• _Do this_
Put every line of the listing below into a Markdown table with two columns, Number and Entry, leaving out any blank lines.

====== Supplied data ======

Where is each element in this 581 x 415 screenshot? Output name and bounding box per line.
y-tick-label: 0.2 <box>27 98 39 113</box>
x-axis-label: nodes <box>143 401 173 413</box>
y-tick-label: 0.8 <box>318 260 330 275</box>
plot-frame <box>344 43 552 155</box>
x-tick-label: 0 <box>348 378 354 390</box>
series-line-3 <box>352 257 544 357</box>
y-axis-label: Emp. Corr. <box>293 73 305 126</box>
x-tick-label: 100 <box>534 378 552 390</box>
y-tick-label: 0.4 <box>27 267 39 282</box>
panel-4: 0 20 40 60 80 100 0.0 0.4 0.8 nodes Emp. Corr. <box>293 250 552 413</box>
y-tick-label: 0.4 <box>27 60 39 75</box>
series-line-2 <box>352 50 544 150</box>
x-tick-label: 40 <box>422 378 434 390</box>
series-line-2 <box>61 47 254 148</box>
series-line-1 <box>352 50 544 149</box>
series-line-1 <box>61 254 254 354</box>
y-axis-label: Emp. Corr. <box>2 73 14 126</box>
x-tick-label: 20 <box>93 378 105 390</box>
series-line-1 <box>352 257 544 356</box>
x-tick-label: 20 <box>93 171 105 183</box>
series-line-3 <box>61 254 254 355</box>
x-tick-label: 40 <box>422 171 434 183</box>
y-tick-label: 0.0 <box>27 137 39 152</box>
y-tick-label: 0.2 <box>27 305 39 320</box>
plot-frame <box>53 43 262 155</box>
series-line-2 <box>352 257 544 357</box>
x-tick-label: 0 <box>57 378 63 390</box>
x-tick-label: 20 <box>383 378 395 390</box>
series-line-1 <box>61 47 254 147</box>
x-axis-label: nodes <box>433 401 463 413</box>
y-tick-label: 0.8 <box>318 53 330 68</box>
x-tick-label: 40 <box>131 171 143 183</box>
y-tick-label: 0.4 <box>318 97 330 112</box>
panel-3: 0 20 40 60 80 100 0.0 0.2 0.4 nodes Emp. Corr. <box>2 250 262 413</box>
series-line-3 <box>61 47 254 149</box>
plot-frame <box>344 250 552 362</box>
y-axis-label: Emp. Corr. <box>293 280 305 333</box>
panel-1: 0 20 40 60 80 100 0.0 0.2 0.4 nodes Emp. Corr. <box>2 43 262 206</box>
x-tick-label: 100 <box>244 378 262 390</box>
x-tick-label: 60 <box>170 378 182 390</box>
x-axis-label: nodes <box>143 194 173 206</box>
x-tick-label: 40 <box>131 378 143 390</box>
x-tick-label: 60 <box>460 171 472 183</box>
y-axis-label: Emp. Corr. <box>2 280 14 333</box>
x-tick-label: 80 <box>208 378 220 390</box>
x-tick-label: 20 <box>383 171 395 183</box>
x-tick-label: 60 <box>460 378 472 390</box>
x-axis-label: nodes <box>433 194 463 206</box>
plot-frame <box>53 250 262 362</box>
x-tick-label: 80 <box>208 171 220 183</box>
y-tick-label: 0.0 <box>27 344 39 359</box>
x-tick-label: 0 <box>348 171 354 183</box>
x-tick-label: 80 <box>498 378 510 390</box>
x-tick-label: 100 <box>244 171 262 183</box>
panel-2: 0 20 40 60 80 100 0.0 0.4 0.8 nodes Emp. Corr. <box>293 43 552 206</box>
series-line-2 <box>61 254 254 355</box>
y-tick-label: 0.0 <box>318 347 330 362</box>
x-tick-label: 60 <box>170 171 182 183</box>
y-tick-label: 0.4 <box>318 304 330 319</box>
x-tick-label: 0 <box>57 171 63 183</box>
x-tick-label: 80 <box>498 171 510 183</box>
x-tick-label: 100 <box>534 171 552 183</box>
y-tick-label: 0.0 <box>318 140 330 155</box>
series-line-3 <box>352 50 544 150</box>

======

• _Full response_
| Number | Entry |
|---|---|
| 1 | Where is each element in this 581 x 415 screenshot? Output name and bounding box per line. |
| 2 | y-tick-label: 0.2 <box>27 98 39 113</box> |
| 3 | x-axis-label: nodes <box>143 401 173 413</box> |
| 4 | y-tick-label: 0.8 <box>318 260 330 275</box> |
| 5 | plot-frame <box>344 43 552 155</box> |
| 6 | x-tick-label: 0 <box>348 378 354 390</box> |
| 7 | series-line-3 <box>352 257 544 357</box> |
| 8 | y-axis-label: Emp. Corr. <box>293 73 305 126</box> |
| 9 | x-tick-label: 100 <box>534 378 552 390</box> |
| 10 | y-tick-label: 0.4 <box>27 267 39 282</box> |
| 11 | panel-4: 0 20 40 60 80 100 0.0 0.4 0.8 nodes Emp. Corr. <box>293 250 552 413</box> |
| 12 | y-tick-label: 0.4 <box>27 60 39 75</box> |
| 13 | series-line-2 <box>352 50 544 150</box> |
| 14 | x-tick-label: 40 <box>422 378 434 390</box> |
| 15 | series-line-2 <box>61 47 254 148</box> |
| 16 | series-line-1 <box>352 50 544 149</box> |
| 17 | series-line-1 <box>61 254 254 354</box> |
| 18 | y-axis-label: Emp. Corr. <box>2 73 14 126</box> |
| 19 | x-tick-label: 20 <box>93 378 105 390</box> |
| 20 | series-line-1 <box>352 257 544 356</box> |
| 21 | x-tick-label: 20 <box>93 171 105 183</box> |
| 22 | series-line-3 <box>61 254 254 355</box> |
| 23 | x-tick-label: 40 <box>422 171 434 183</box> |
| 24 | y-tick-label: 0.0 <box>27 137 39 152</box> |
| 25 | y-tick-label: 0.2 <box>27 305 39 320</box> |
| 26 | plot-frame <box>53 43 262 155</box> |
| 27 | series-line-2 <box>352 257 544 357</box> |
| 28 | x-tick-label: 0 <box>57 378 63 390</box> |
| 29 | x-tick-label: 20 <box>383 378 395 390</box> |
| 30 | series-line-1 <box>61 47 254 147</box> |
| 31 | x-axis-label: nodes <box>433 401 463 413</box> |
| 32 | y-tick-label: 0.8 <box>318 53 330 68</box> |
| 33 | x-tick-label: 40 <box>131 171 143 183</box> |
| 34 | y-tick-label: 0.4 <box>318 97 330 112</box> |
| 35 | panel-3: 0 20 40 60 80 100 0.0 0.2 0.4 nodes Emp. Corr. <box>2 250 262 413</box> |
| 36 | series-line-3 <box>61 47 254 149</box> |
| 37 | plot-frame <box>344 250 552 362</box> |
| 38 | y-axis-label: Emp. Corr. <box>293 280 305 333</box> |
| 39 | panel-1: 0 20 40 60 80 100 0.0 0.2 0.4 nodes Emp. Corr. <box>2 43 262 206</box> |
| 40 | x-tick-label: 100 <box>244 378 262 390</box> |
| 41 | x-tick-label: 60 <box>170 378 182 390</box> |
| 42 | x-axis-label: nodes <box>143 194 173 206</box> |
| 43 | x-tick-label: 40 <box>131 378 143 390</box> |
| 44 | x-tick-label: 60 <box>460 171 472 183</box> |
| 45 | y-axis-label: Emp. Corr. <box>2 280 14 333</box> |
| 46 | x-tick-label: 80 <box>208 378 220 390</box> |
| 47 | x-tick-label: 20 <box>383 171 395 183</box> |
| 48 | x-tick-label: 60 <box>460 378 472 390</box> |
| 49 | x-axis-label: nodes <box>433 194 463 206</box> |
| 50 | plot-frame <box>53 250 262 362</box> |
| 51 | x-tick-label: 80 <box>208 171 220 183</box> |
| 52 | y-tick-label: 0.0 <box>27 344 39 359</box> |
| 53 | x-tick-label: 0 <box>348 171 354 183</box> |
| 54 | x-tick-label: 80 <box>498 378 510 390</box> |
| 55 | x-tick-label: 100 <box>244 171 262 183</box> |
| 56 | panel-2: 0 20 40 60 80 100 0.0 0.4 0.8 nodes Emp. Corr. <box>293 43 552 206</box> |
| 57 | series-line-2 <box>61 254 254 355</box> |
| 58 | y-tick-label: 0.0 <box>318 347 330 362</box> |
| 59 | x-tick-label: 60 <box>170 171 182 183</box> |
| 60 | y-tick-label: 0.4 <box>318 304 330 319</box> |
| 61 | x-tick-label: 0 <box>57 171 63 183</box> |
| 62 | x-tick-label: 80 <box>498 171 510 183</box> |
| 63 | x-tick-label: 100 <box>534 171 552 183</box> |
| 64 | y-tick-label: 0.0 <box>318 140 330 155</box> |
| 65 | series-line-3 <box>352 50 544 150</box> |